◆ **What the exercise asks**:
Search the material for "watermark" and show all lines that contain it.

== Dataset records ==

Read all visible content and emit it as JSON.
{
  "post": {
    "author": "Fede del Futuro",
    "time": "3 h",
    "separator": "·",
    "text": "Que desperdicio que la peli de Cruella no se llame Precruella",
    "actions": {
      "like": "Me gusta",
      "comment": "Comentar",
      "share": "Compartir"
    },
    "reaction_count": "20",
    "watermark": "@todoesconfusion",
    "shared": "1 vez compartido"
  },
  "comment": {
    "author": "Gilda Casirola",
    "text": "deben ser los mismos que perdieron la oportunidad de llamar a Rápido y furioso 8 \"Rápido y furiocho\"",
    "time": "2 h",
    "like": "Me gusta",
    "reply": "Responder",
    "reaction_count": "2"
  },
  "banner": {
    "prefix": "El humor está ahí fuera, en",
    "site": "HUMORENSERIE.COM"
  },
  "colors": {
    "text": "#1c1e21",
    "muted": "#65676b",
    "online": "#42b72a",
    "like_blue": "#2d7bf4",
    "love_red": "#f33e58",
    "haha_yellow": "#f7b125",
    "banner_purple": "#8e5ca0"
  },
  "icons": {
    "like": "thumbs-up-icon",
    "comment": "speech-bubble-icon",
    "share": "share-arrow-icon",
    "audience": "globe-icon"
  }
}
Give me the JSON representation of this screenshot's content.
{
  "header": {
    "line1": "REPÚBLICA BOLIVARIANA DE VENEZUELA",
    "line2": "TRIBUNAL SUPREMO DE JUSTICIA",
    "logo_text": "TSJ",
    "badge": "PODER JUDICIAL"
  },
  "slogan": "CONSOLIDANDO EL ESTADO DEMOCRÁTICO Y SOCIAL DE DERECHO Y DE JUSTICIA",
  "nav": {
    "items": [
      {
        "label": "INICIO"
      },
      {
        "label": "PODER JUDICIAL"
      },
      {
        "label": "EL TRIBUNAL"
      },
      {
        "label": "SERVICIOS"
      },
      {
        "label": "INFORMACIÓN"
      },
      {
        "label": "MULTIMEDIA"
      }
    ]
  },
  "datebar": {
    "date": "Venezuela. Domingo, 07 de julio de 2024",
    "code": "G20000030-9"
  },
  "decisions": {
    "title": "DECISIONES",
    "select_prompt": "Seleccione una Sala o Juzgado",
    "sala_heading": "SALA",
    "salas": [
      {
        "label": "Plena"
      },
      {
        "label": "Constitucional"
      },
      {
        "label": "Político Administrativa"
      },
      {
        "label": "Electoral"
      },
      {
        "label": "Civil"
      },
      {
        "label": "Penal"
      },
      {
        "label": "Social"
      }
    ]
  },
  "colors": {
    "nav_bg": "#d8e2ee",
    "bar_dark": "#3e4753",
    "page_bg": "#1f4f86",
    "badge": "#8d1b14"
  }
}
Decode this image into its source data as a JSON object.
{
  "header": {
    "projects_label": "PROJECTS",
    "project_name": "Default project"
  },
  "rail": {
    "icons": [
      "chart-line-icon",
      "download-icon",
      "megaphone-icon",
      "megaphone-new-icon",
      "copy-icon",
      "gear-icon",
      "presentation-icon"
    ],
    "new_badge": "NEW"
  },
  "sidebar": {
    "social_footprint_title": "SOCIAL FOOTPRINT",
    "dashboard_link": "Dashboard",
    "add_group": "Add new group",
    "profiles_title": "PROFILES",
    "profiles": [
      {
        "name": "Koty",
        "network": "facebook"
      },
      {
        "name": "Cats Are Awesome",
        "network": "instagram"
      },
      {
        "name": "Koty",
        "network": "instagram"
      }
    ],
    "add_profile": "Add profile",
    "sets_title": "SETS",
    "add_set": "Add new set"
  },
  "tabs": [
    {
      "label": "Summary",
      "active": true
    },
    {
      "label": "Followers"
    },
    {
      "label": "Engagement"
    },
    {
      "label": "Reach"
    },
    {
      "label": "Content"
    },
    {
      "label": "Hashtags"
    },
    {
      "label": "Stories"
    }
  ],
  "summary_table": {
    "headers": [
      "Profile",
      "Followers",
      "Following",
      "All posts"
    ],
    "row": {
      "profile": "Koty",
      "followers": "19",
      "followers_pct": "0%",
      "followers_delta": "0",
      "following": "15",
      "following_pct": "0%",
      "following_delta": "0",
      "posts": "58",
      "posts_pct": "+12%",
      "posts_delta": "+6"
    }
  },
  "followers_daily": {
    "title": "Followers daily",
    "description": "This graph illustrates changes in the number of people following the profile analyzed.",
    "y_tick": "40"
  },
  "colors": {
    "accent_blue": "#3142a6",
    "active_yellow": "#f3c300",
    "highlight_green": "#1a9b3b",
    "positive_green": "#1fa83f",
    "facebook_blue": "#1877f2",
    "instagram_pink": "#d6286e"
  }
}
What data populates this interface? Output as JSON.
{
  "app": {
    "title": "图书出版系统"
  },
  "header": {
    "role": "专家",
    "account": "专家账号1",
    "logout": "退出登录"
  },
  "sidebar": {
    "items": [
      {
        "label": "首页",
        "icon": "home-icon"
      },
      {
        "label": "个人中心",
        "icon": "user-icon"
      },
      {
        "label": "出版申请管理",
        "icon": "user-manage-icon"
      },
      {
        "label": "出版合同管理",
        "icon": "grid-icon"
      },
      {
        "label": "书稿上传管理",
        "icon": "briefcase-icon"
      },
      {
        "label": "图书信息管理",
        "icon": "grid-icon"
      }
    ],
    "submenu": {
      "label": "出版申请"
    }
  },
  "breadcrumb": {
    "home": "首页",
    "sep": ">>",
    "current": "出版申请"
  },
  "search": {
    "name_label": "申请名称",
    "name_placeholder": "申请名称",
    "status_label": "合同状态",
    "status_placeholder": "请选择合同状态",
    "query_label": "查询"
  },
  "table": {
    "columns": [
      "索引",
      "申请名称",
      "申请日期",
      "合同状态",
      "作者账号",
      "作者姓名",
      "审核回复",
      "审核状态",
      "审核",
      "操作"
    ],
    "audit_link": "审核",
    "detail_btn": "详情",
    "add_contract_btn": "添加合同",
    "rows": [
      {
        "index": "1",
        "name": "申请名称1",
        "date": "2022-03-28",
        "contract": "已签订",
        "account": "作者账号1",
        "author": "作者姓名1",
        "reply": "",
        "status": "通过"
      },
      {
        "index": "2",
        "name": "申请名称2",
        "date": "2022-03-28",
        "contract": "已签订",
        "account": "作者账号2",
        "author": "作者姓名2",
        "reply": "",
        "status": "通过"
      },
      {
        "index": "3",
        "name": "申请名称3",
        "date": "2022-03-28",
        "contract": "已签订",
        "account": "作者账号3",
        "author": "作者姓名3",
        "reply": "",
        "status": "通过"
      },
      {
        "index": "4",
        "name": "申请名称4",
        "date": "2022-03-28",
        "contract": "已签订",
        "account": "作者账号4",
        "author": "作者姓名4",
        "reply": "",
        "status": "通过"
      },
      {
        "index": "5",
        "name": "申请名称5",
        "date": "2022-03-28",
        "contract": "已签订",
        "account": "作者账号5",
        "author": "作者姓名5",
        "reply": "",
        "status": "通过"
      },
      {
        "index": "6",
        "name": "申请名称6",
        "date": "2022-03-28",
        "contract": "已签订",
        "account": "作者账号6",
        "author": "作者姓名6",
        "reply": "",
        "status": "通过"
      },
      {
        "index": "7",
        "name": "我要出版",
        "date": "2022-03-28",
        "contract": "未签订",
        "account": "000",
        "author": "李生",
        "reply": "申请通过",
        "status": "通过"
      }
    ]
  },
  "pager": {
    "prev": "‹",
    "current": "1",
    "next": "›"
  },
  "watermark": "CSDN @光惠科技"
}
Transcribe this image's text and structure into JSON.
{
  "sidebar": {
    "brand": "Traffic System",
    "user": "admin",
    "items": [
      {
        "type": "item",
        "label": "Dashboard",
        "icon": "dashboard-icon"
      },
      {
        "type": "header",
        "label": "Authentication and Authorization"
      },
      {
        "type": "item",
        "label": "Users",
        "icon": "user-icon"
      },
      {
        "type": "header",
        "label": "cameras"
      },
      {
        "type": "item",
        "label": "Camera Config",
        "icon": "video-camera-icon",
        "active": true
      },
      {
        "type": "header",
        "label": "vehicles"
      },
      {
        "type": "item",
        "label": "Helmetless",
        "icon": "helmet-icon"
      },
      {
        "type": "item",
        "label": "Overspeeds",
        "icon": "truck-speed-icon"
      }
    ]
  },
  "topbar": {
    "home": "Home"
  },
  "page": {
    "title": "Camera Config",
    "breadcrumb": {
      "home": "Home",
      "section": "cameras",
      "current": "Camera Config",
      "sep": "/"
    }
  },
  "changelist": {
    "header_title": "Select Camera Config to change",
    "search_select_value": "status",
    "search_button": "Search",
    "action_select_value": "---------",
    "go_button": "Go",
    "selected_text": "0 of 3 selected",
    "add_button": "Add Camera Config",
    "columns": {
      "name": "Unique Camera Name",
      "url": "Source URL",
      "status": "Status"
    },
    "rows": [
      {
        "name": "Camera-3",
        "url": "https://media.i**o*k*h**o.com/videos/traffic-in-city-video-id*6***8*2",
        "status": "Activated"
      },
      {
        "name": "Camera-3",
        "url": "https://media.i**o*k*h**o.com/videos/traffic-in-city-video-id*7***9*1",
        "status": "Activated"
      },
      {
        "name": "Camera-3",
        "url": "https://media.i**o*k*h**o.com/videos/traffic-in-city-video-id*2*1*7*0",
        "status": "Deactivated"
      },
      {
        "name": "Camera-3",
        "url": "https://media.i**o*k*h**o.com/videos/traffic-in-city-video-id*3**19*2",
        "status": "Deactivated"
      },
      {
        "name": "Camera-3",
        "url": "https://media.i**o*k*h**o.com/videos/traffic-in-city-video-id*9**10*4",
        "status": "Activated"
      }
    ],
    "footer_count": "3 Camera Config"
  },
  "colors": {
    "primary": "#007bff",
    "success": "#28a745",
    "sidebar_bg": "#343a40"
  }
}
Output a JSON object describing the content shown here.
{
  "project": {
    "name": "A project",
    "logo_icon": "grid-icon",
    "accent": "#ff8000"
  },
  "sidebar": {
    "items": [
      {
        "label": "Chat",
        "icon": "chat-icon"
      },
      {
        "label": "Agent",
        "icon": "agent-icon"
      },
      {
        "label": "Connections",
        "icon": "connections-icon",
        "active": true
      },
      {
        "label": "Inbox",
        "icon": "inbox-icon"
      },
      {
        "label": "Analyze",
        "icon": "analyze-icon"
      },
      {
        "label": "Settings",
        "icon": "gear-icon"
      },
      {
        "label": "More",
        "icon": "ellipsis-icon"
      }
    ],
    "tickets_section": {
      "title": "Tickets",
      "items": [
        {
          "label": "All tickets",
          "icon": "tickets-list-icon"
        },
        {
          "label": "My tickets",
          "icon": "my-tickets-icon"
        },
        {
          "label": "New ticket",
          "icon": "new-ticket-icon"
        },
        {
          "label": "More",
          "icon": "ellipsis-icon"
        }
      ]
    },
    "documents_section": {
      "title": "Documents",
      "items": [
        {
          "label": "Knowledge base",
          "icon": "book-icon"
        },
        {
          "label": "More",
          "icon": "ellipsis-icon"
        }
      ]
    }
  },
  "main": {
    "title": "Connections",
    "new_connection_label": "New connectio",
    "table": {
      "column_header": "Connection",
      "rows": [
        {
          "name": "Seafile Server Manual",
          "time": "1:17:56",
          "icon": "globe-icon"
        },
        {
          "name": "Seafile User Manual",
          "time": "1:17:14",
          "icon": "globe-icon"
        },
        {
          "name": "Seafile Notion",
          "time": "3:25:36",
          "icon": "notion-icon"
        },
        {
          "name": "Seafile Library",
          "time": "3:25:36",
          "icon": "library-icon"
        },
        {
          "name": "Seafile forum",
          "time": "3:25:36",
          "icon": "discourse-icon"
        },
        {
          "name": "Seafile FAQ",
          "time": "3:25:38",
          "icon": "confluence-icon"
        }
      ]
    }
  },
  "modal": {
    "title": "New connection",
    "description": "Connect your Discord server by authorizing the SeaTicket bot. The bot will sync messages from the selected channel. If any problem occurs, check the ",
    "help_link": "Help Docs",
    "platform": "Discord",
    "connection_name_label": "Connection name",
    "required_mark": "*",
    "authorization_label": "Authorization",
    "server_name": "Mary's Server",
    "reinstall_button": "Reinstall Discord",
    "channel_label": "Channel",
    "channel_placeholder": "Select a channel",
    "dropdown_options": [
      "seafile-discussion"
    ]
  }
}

===

◆ **Exercise answer**:
    "watermark": "@todoesconfusion",
  "watermark": "CSDN @光惠科技"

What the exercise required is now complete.